[Stored dataset items]
• • • •

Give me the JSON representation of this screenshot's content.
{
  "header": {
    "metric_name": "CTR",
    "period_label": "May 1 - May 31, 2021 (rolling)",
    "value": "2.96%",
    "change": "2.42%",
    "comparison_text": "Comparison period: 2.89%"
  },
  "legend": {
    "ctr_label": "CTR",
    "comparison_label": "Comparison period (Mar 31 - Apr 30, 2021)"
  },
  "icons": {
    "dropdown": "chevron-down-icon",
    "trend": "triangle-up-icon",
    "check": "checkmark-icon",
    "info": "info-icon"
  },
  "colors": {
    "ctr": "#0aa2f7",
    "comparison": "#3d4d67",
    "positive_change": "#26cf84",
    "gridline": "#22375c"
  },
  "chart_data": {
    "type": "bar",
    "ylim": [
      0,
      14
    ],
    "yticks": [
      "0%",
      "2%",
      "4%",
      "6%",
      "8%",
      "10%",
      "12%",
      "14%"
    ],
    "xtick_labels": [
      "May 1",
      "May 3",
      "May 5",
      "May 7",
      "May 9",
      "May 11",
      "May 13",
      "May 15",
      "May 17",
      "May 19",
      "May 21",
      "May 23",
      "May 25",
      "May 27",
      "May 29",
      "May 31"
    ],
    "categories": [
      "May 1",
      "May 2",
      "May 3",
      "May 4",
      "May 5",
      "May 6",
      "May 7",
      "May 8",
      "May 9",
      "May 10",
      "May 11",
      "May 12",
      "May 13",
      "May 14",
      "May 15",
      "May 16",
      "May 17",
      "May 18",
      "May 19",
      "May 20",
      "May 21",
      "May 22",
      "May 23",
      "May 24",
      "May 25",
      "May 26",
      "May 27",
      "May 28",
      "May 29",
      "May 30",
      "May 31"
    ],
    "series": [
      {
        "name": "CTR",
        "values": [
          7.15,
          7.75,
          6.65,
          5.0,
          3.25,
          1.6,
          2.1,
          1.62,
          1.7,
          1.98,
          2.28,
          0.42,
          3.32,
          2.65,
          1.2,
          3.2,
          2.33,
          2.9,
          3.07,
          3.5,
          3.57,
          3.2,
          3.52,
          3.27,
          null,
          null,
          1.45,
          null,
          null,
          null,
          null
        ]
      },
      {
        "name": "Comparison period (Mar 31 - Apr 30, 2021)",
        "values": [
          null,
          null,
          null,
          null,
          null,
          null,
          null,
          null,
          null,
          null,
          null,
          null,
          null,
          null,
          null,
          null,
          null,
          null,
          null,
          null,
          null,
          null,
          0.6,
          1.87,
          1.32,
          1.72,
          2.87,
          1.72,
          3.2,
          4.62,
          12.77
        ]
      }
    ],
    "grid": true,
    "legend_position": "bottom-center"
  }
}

• • • •

Repeat the material in full, exactly as it stands.

[PROBLEM SOLUTION]
Give me the JSON representation of this screenshot's content.
{
  "header": {
    "metric_name": "CTR",
    "period_label": "May 1 - May 31, 2021 (rolling)",
    "value": "2.96%",
    "change": "2.42%",
    "comparison_text": "Comparison period: 2.89%"
  },
  "legend": {
    "ctr_label": "CTR",
    "comparison_label": "Comparison period (Mar 31 - Apr 30, 2021)"
  },
  "icons": {
    "dropdown": "chevron-down-icon",
    "trend": "triangle-up-icon",
    "check": "checkmark-icon",
    "info": "info-icon"
  },
  "colors": {
    "ctr": "#0aa2f7",
    "comparison": "#3d4d67",
    "positive_change": "#26cf84",
    "gridline": "#22375c"
  },
  "chart_data": {
    "type": "bar",
    "ylim": [
      0,
      14
    ],
    "yticks": [
      "0%",
      "2%",
      "4%",
      "6%",
      "8%",
      "10%",
      "12%",
      "14%"
    ],
    "xtick_labels": [
      "May 1",
      "May 3",
      "May 5",
      "May 7",
      "May 9",
      "May 11",
      "May 13",
      "May 15",
      "May 17",
      "May 19",
      "May 21",
      "May 23",
      "May 25",
      "May 27",
      "May 29",
      "May 31"
    ],
    "categories": [
      "May 1",
      "May 2",
      "May 3",
      "May 4",
      "May 5",
      "May 6",
      "May 7",
      "May 8",
      "May 9",
      "May 10",
      "May 11",
      "May 12",
      "May 13",
      "May 14",
      "May 15",
      "May 16",
      "May 17",
      "May 18",
      "May 19",
      "May 20",
      "May 21",
      "May 22",
      "May 23",
      "May 24",
      "May 25",
      "May 26",
      "May 27",
      "May 28",
      "May 29",
      "May 30",
      "May 31"
    ],
    "series": [
      {
        "name": "CTR",
        "values": [
          7.15,
          7.75,
          6.65,
          5.0,
          3.25,
          1.6,
          2.1,
          1.62,
          1.7,
          1.98,
          2.28,
          0.42,
          3.32,
          2.65,
          1.2,
          3.2,
          2.33,
          2.9,
          3.07,
          3.5,
          3.57,
          3.2,
          3.52,
          3.27,
          null,
          null,
          1.45,
          null,
          null,
          null,
          null
        ]
      },
      {
        "name": "Comparison period (Mar 31 - Apr 30, 2021)",
        "values": [
          null,
          null,
          null,
          null,
          null,
          null,
          null,
          null,
          null,
          null,
          null,
          null,
          null,
          null,
          null,
          null,
          null,
          null,
          null,
          null,
          null,
          null,
          0.6,
          1.87,
          1.32,
          1.72,
          2.87,
          1.72,
          3.2,
          4.62,
          12.77
        ]
      }
    ],
    "grid": true,
    "legend_position": "bottom-center"
  }
}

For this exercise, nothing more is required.